Exercise objective ▸ Only the lines between the line with "Convert this screenshot" and the line with "What's the underlying", together with those two lines themselves, are to be copied exactly.

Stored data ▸
====

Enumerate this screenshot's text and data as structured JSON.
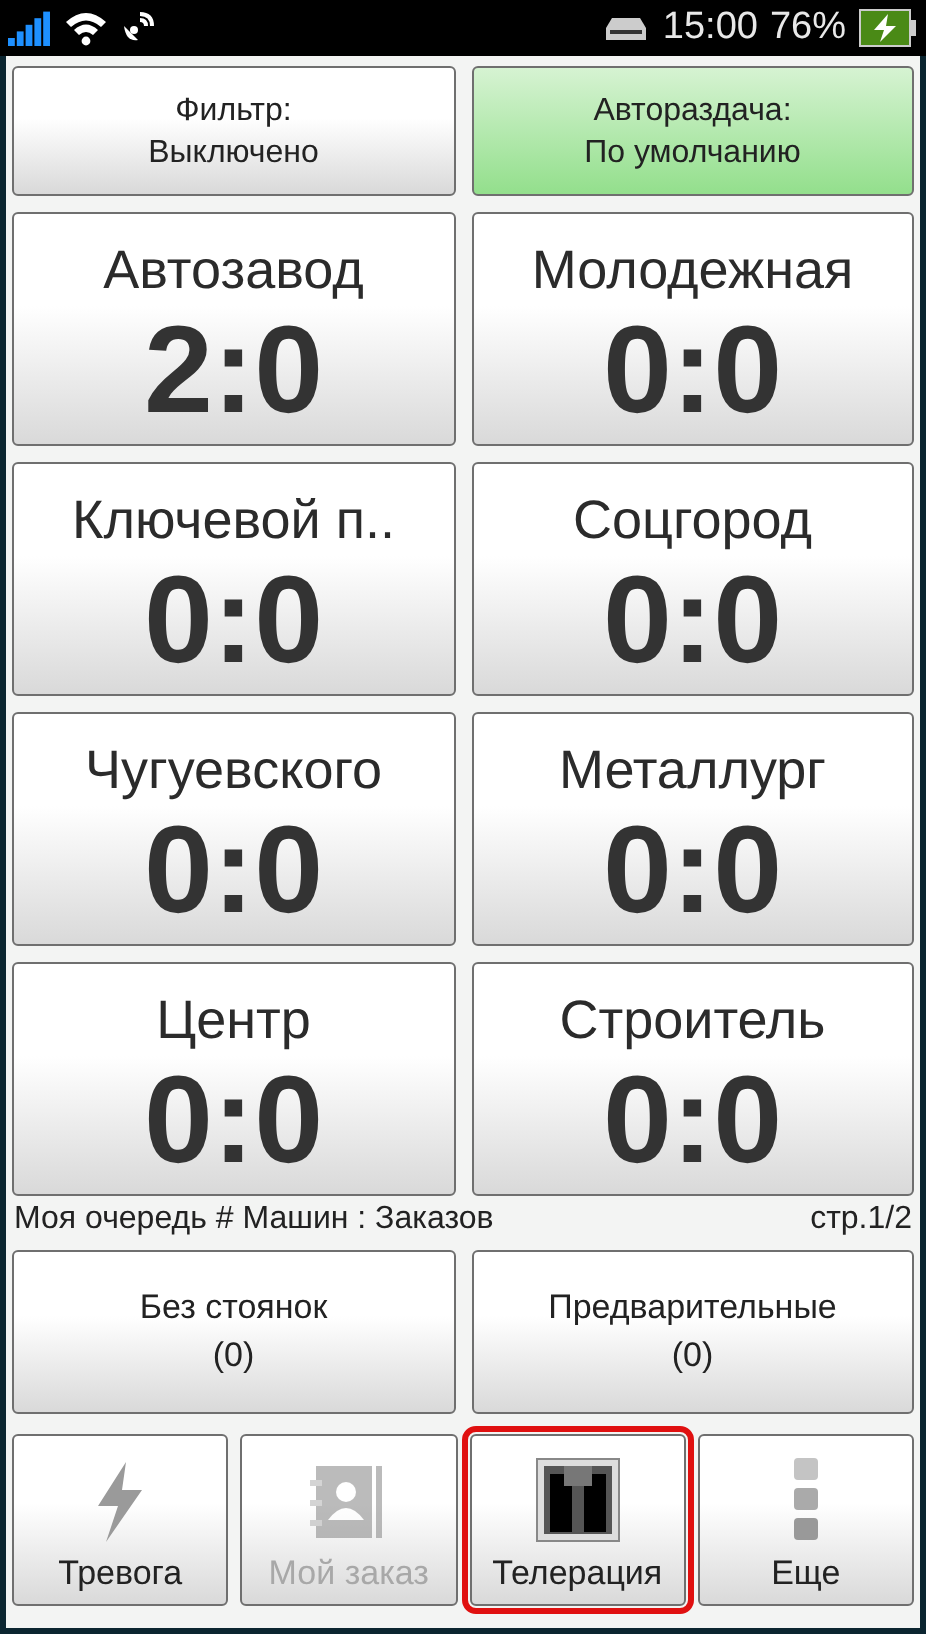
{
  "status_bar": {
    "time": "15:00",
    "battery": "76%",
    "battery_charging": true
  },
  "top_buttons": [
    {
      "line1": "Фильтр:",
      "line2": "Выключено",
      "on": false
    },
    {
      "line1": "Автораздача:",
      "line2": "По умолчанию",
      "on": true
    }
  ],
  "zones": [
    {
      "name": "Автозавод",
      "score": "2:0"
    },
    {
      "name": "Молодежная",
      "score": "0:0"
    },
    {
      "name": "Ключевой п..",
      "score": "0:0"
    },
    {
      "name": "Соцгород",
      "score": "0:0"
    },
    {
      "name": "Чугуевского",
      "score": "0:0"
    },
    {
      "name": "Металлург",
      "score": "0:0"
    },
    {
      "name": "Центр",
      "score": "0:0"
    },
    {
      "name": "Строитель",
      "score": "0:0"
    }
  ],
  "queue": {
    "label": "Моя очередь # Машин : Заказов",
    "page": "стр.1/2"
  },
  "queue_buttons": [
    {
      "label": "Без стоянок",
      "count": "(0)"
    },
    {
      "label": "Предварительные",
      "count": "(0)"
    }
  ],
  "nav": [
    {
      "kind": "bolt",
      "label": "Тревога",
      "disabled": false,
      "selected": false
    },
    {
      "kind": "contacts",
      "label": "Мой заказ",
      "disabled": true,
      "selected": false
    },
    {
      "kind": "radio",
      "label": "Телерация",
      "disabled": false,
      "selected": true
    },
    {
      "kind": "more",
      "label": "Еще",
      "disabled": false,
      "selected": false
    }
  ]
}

====

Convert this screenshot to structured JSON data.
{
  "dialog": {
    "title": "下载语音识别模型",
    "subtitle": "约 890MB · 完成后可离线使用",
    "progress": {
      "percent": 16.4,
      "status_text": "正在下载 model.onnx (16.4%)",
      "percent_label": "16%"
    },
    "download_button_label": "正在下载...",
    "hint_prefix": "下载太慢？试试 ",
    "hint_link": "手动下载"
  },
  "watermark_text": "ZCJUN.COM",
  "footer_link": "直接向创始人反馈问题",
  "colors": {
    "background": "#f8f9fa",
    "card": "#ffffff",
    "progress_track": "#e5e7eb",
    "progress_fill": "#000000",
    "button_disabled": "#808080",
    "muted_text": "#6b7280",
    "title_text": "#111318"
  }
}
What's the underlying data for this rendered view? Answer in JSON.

====

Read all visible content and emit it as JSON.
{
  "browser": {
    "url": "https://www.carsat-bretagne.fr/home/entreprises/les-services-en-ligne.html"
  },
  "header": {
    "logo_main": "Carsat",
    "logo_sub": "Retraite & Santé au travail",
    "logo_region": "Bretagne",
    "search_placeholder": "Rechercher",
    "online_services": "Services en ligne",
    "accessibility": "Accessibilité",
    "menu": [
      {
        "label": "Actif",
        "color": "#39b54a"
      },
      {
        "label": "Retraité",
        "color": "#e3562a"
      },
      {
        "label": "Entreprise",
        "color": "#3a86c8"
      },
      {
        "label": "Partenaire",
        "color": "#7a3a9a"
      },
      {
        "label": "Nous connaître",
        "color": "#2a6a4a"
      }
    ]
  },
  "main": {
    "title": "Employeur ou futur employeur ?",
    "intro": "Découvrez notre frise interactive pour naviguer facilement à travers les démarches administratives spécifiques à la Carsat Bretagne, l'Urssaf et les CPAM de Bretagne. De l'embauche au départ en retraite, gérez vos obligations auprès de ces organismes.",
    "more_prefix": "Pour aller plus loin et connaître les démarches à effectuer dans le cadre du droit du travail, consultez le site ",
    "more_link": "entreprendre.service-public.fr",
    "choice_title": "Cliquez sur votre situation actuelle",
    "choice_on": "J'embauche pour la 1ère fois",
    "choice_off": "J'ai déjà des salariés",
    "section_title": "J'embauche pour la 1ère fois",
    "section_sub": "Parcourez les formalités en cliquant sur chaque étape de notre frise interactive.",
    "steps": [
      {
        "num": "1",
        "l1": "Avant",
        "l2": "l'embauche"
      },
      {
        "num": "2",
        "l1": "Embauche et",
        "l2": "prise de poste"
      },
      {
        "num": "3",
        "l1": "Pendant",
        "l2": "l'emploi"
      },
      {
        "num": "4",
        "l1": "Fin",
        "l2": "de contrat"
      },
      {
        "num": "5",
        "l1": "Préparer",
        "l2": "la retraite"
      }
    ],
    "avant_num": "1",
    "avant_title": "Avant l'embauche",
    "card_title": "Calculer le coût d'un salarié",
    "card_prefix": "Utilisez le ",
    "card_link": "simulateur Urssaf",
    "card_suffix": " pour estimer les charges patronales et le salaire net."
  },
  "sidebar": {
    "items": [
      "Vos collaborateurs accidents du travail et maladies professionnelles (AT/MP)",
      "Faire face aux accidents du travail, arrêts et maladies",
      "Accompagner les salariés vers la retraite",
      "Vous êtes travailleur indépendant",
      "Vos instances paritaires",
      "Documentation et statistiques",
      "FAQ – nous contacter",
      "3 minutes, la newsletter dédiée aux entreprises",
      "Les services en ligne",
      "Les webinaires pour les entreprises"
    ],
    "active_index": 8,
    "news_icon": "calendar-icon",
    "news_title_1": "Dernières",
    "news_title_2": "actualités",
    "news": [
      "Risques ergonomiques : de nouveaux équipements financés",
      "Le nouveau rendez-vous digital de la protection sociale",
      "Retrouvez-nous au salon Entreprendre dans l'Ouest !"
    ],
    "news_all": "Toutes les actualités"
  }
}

====

Written reply ▸
Convert this screenshot to structured JSON data.
{
  "dialog": {
    "title": "下载语音识别模型",
    "subtitle": "约 890MB · 完成后可离线使用",
    "progress": {
      "percent": 16.4,
      "status_text": "正在下载 model.onnx (16.4%)",
      "percent_label": "16%"
    },
    "download_button_label": "正在下载...",
    "hint_prefix": "下载太慢？试试 ",
    "hint_link": "手动下载"
  },
  "watermark_text": "ZCJUN.COM",
  "footer_link": "直接向创始人反馈问题",
  "colors": {
    "background": "#f8f9fa",
    "card": "#ffffff",
    "progress_track": "#e5e7eb",
    "progress_fill": "#000000",
    "button_disabled": "#808080",
    "muted_text": "#6b7280",
    "title_text": "#111318"
  }
}
What's the underlying data for this rendered view? Answer in JSON.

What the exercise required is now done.